◆ **The exercise**: Select the lines of the records containing the word "data" and list them.

◆ **Material supplied**:
——

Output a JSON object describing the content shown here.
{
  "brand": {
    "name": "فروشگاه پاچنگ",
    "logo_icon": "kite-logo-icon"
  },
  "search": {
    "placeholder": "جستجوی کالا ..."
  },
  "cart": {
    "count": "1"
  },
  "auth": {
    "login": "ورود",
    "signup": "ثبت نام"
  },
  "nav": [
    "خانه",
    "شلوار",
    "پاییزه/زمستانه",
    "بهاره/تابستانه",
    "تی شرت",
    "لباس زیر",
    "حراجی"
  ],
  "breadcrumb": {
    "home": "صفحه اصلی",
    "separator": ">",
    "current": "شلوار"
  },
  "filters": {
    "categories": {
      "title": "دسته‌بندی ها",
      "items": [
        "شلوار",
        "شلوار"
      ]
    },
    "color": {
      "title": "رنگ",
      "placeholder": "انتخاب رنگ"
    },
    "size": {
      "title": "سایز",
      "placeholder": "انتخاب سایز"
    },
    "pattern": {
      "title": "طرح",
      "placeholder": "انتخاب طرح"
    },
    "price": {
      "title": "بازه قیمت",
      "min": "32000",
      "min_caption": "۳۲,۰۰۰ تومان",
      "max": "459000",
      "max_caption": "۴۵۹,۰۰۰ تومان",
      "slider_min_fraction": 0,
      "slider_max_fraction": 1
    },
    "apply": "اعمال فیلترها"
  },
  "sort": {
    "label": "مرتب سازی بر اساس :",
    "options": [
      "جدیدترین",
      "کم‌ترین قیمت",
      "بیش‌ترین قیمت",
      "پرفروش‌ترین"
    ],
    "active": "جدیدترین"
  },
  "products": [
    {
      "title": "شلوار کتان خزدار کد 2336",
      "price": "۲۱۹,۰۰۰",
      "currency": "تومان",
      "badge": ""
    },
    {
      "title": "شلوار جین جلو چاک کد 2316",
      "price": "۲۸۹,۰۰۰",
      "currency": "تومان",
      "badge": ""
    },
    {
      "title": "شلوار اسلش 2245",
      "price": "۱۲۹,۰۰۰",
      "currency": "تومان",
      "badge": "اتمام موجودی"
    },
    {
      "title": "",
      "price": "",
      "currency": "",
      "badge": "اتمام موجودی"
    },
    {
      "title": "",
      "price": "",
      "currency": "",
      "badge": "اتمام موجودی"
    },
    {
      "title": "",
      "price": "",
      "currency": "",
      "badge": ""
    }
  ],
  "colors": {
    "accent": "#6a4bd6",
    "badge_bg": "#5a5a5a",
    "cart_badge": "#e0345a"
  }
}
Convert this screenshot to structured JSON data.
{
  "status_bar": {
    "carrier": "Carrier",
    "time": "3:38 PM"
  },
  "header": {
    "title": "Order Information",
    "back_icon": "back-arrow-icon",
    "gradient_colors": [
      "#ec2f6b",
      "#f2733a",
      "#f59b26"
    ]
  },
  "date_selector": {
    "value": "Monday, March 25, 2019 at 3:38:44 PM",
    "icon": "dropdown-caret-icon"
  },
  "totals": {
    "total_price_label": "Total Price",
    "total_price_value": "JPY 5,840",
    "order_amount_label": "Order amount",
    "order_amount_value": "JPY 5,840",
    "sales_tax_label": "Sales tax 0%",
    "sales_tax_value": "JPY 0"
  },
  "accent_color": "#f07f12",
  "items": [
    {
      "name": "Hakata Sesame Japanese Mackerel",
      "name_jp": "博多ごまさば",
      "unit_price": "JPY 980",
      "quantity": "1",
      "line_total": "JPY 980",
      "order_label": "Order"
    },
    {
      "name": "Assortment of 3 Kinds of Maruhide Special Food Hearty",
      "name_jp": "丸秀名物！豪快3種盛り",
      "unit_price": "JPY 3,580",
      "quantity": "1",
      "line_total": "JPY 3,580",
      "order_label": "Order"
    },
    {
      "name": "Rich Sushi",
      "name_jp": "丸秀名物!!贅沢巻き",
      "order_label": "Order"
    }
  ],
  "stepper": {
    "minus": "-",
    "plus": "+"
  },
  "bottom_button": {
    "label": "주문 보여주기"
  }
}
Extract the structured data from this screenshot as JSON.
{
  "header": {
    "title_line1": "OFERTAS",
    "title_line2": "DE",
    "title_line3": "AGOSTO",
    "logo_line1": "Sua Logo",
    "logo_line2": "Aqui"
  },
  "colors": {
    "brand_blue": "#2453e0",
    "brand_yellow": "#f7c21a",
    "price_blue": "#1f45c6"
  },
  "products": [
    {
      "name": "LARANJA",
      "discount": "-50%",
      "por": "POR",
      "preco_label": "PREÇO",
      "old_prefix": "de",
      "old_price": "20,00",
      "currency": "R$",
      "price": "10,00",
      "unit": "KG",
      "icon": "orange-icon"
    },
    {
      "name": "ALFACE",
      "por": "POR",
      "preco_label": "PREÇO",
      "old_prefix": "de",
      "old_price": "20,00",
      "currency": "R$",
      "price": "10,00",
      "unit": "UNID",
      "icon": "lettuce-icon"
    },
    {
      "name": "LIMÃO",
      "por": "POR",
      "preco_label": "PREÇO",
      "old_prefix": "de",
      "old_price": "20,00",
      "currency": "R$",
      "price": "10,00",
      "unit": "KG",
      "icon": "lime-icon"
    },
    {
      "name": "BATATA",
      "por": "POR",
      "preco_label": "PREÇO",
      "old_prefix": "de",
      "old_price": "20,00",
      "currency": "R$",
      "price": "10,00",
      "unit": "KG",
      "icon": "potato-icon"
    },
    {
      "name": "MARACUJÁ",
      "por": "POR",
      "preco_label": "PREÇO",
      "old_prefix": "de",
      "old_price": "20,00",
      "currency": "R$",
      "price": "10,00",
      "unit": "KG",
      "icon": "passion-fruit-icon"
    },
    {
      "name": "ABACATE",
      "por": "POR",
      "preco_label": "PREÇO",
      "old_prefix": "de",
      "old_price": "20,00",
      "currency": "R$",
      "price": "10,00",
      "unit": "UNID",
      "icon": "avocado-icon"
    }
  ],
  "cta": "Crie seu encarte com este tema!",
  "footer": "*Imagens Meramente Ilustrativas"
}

——

◆ **Task solution**:
Convert this screenshot to structured JSON data.
Extract the structured data from this screenshot as JSON.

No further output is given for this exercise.